PROBLEM DESCRIPTION — Please find all lines in the data that hold the string "ylabel" and copy them.
"""
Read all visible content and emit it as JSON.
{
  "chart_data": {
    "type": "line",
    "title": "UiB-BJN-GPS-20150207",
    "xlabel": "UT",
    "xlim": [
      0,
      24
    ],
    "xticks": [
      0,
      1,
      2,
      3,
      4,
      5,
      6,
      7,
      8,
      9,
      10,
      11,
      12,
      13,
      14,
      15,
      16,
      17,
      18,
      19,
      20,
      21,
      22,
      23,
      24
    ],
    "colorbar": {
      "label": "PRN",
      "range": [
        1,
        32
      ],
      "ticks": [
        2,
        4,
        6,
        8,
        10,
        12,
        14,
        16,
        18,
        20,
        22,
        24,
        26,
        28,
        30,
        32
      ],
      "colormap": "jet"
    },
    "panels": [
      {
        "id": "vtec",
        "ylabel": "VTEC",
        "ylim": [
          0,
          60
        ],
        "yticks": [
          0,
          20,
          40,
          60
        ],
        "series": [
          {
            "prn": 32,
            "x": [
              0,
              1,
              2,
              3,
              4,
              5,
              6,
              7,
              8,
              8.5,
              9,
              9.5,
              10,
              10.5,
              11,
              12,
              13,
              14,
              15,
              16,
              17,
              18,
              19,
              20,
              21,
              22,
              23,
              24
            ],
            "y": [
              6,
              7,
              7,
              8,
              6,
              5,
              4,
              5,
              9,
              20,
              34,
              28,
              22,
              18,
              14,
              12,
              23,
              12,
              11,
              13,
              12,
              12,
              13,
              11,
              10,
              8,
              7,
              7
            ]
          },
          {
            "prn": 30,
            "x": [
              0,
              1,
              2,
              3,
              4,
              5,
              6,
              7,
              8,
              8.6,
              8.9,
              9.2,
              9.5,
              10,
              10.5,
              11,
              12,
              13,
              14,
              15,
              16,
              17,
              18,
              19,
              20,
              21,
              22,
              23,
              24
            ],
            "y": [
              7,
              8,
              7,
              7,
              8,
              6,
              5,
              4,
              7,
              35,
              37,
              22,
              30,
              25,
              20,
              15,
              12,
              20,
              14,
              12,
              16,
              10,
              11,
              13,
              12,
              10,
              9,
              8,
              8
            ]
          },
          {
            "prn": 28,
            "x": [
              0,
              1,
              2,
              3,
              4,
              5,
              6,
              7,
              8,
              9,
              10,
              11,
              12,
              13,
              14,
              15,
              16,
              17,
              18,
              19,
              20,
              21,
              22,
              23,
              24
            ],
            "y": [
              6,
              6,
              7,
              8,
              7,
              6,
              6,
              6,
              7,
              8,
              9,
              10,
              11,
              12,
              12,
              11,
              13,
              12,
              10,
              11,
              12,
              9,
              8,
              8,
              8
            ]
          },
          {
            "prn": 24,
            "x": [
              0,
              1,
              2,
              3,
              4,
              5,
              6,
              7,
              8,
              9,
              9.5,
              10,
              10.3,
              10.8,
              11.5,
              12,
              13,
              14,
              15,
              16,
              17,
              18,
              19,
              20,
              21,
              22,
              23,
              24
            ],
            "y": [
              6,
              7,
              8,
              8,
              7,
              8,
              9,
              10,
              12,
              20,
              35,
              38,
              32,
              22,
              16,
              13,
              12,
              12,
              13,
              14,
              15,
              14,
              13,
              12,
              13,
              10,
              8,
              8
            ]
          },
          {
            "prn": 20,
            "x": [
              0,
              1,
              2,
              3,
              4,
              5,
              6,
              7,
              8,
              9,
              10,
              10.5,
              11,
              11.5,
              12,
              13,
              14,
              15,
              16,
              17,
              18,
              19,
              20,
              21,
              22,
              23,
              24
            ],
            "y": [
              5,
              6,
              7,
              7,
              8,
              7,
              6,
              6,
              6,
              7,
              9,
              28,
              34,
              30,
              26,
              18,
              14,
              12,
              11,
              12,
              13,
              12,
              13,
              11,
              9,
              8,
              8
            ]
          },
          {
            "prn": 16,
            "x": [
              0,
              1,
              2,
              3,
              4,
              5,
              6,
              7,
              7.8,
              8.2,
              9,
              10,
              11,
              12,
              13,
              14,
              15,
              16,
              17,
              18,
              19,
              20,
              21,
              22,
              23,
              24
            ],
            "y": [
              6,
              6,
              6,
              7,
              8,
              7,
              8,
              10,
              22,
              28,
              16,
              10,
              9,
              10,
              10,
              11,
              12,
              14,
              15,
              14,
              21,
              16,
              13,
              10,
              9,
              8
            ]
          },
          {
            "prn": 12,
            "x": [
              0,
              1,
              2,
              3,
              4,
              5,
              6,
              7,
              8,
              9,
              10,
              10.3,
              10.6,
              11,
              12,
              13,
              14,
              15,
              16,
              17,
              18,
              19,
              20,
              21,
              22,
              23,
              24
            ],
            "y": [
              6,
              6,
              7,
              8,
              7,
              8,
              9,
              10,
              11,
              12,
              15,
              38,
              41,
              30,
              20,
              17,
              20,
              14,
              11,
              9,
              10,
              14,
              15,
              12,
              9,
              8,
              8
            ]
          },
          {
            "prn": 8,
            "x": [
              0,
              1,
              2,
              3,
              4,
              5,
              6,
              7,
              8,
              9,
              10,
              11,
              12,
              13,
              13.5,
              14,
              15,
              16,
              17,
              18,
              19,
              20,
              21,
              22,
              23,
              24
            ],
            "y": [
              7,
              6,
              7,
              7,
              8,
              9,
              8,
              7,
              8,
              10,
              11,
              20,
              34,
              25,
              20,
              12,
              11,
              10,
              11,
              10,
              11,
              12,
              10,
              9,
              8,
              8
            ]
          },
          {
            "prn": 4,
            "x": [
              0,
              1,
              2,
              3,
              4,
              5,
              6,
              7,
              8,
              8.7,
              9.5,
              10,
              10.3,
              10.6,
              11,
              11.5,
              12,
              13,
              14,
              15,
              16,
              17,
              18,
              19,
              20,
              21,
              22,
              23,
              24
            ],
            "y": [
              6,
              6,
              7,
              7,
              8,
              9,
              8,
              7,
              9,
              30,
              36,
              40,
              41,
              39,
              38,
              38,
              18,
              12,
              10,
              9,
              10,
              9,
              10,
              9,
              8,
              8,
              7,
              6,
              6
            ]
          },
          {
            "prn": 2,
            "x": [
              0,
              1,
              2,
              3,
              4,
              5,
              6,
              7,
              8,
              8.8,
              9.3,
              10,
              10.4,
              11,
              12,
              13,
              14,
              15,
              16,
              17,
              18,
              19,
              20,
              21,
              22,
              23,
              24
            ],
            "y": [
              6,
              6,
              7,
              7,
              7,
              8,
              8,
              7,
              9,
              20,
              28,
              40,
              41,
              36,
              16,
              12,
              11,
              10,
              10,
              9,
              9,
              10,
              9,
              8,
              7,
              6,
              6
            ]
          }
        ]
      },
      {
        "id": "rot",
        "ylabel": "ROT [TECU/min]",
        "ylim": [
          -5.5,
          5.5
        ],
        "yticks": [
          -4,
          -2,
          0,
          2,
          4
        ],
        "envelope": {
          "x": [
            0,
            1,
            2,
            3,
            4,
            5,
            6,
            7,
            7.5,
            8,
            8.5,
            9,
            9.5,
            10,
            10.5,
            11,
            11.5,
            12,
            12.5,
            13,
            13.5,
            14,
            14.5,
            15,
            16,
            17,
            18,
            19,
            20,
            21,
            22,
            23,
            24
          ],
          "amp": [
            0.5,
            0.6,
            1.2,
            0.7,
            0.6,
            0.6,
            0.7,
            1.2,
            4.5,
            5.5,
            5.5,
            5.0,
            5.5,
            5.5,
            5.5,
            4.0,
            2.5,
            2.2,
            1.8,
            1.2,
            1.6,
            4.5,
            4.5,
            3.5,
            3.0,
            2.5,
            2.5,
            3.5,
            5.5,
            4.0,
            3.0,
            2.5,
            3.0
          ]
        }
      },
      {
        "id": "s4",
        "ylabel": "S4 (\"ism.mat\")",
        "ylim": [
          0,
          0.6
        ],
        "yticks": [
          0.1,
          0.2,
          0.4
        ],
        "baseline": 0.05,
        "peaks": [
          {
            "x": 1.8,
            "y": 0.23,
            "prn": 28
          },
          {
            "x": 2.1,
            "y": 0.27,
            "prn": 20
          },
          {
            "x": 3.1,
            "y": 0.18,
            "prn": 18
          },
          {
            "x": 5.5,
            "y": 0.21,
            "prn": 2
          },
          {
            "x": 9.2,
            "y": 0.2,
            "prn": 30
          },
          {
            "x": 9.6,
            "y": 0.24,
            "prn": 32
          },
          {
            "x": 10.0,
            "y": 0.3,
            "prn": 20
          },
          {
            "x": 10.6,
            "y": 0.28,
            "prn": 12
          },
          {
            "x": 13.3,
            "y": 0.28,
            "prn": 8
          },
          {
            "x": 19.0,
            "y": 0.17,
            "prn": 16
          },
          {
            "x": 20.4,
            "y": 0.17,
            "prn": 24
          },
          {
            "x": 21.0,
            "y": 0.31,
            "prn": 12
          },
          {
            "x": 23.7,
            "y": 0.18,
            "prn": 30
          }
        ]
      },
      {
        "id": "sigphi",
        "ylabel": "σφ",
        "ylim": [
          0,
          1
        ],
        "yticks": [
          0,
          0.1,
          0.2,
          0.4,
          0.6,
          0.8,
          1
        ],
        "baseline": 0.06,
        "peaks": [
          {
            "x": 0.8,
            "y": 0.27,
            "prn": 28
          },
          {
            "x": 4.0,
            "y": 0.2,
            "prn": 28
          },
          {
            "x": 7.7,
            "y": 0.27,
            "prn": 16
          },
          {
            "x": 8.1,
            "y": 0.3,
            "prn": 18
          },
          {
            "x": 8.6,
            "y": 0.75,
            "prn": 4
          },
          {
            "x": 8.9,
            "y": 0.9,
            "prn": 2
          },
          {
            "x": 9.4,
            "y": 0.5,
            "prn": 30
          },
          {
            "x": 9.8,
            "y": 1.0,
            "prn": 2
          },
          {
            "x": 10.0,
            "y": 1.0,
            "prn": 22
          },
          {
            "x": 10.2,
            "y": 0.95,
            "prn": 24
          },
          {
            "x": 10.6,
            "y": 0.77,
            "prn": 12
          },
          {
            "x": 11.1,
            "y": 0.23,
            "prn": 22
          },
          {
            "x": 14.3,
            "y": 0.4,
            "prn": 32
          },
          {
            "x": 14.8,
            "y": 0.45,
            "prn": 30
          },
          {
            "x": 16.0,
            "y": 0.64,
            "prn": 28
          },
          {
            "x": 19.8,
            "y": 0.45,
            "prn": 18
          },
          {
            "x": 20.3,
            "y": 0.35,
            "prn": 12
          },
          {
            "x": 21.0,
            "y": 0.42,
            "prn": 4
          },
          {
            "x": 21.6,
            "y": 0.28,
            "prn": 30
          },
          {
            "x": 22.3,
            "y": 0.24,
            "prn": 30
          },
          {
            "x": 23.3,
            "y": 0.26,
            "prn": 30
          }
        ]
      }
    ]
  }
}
"""
TASK OUTPUT —
        "ylabel": "VTEC",
        "ylabel": "ROT [TECU/min]",
        "ylabel": "S4 (\"ism.mat\")",
        "ylabel": "σφ",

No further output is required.